▽

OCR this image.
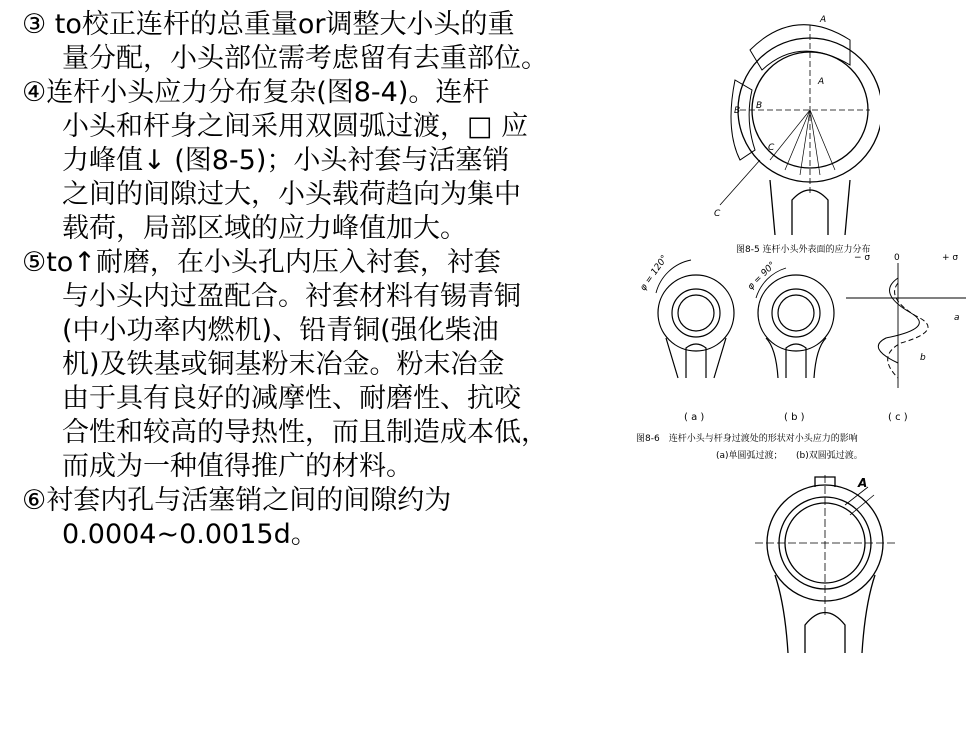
③ to校正连杆的总重量or调整大小头的重
量分配，小头部位需考虑留有去重部位。

④连杆小头应力分布复杂(图8-4)。连杆
小头和杆身之间采用双圆弧过渡，□ 应
力峰值↓ (图8-5)；小头衬套与活塞销
之间的间隙过大，小头载荷趋向为集中
载荷，局部区域的应力峰值加大。

⑤to↑耐磨，在小头孔内压入衬套，衬套
与小头内过盈配合。衬套材料有锡青铜
(中小功率内燃机)、铅青铜(强化柴油
机)及铁基或铜基粉末冶金。粉末冶金
由于具有良好的减摩性、耐磨性、抗咬
合性和较高的导热性，而且制造成本低，
而成为一种值得推广的材料。

⑥衬套内孔与活塞销之间的间隙约为
0.0004~0.0015d。

A
A
B B
C
C
图8-5 连杆小头外表面的应力分布
φ = 120°	φ = 90°
− σ	0	+ σ
a
b
( a )	( b )	( c )
图8-6　连杆小头与杆身过渡处的形状对小头应力的影响
(a)单圆弧过渡；　　(b)双圆弧过渡。
A
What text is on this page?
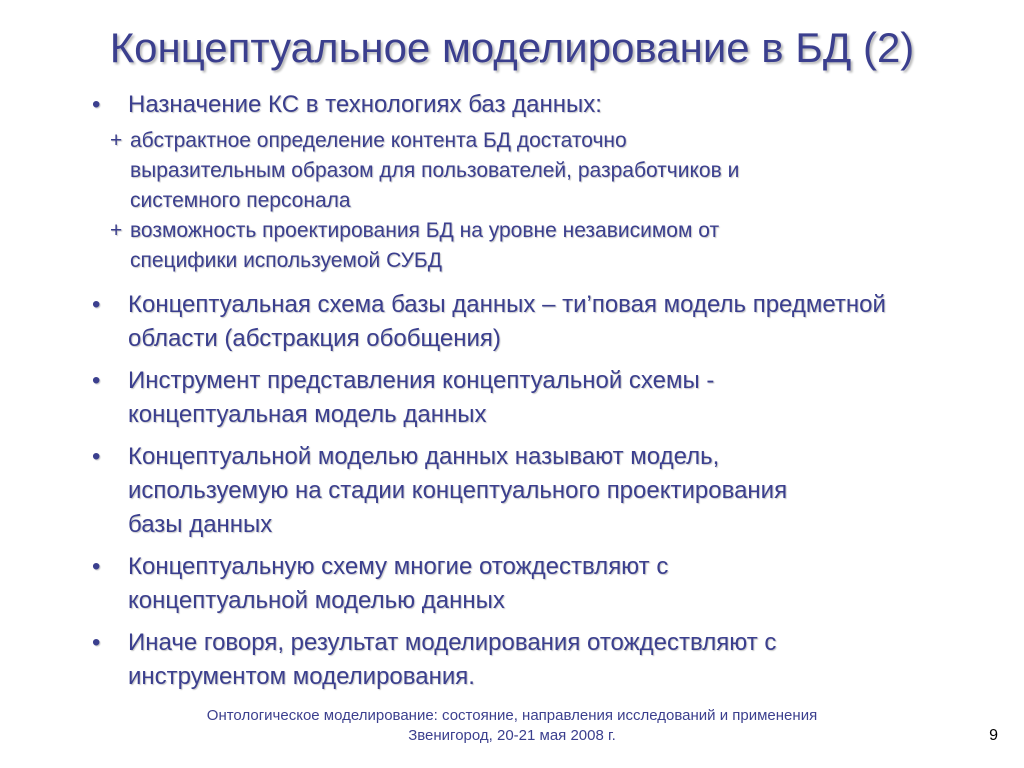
Концептуальное моделирование в БД (2)
• Назначение КС в технологиях баз данных:
+ абстрактное определение контента БД достаточно выразительным образом для пользователей, разработчиков и системного персонала
+ возможность проектирования БД на уровне независимом от специфики используемой СУБД
• Концептуальная схема базы данных – ти’повая модель предметной области (абстракция обобщения)
• Инструмент представления концептуальной схемы - концептуальная модель данных
• Концептуальной моделью данных называют модель, используемую на стадии концептуального проектирования базы данных
• Концептуальную схему многие отождествляют с концептуальной моделью данных
• Иначе говоря, результат моделирования отождествляют с инструментом моделирования.
Онтологическое моделирование: состояние, направления исследований и применения
Звенигород, 20-21 мая 2008 г.	9
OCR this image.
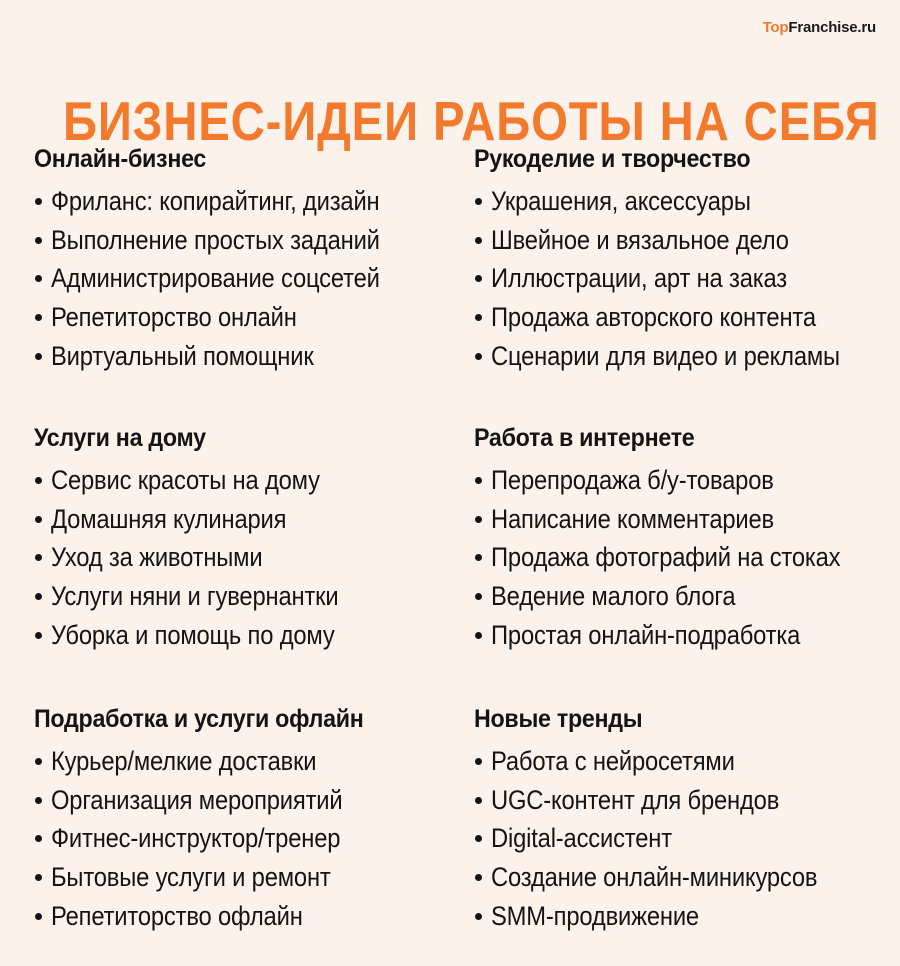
TopFranchise.ru
БИЗНЕС-ИДЕИ РАБОТЫ НА СЕБЯ
Онлайн-бизнес
Фриланс: копирайтинг, дизайн
Выполнение простых заданий
Администрирование соцсетей
Репетиторство онлайн
Виртуальный помощник
Рукоделие и творчество
Украшения, аксессуары
Швейное и вязальное дело
Иллюстрации, арт на заказ
Продажа авторского контента
Сценарии для видео и рекламы
Услуги на дому
Сервис красоты на дому
Домашняя кулинария
Уход за животными
Услуги няни и гувернантки
Уборка и помощь по дому
Работа в интернете
Перепродажа б/у-товаров
Написание комментариев
Продажа фотографий на стоках
Ведение малого блога
Простая онлайн-подработка
Подработка и услуги офлайн
Курьер/мелкие доставки
Организация мероприятий
Фитнес-инструктор/тренер
Бытовые услуги и ремонт
Репетиторство офлайн
Новые тренды
Работа с нейросетями
UGC-контент для брендов
Digital-ассистент
Создание онлайн-миникурсов
SMM-продвижение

△

**Instructions for the task**
In the data above, count the lines where the word "проектирования" appears; reply with the number only.

**Full response**
2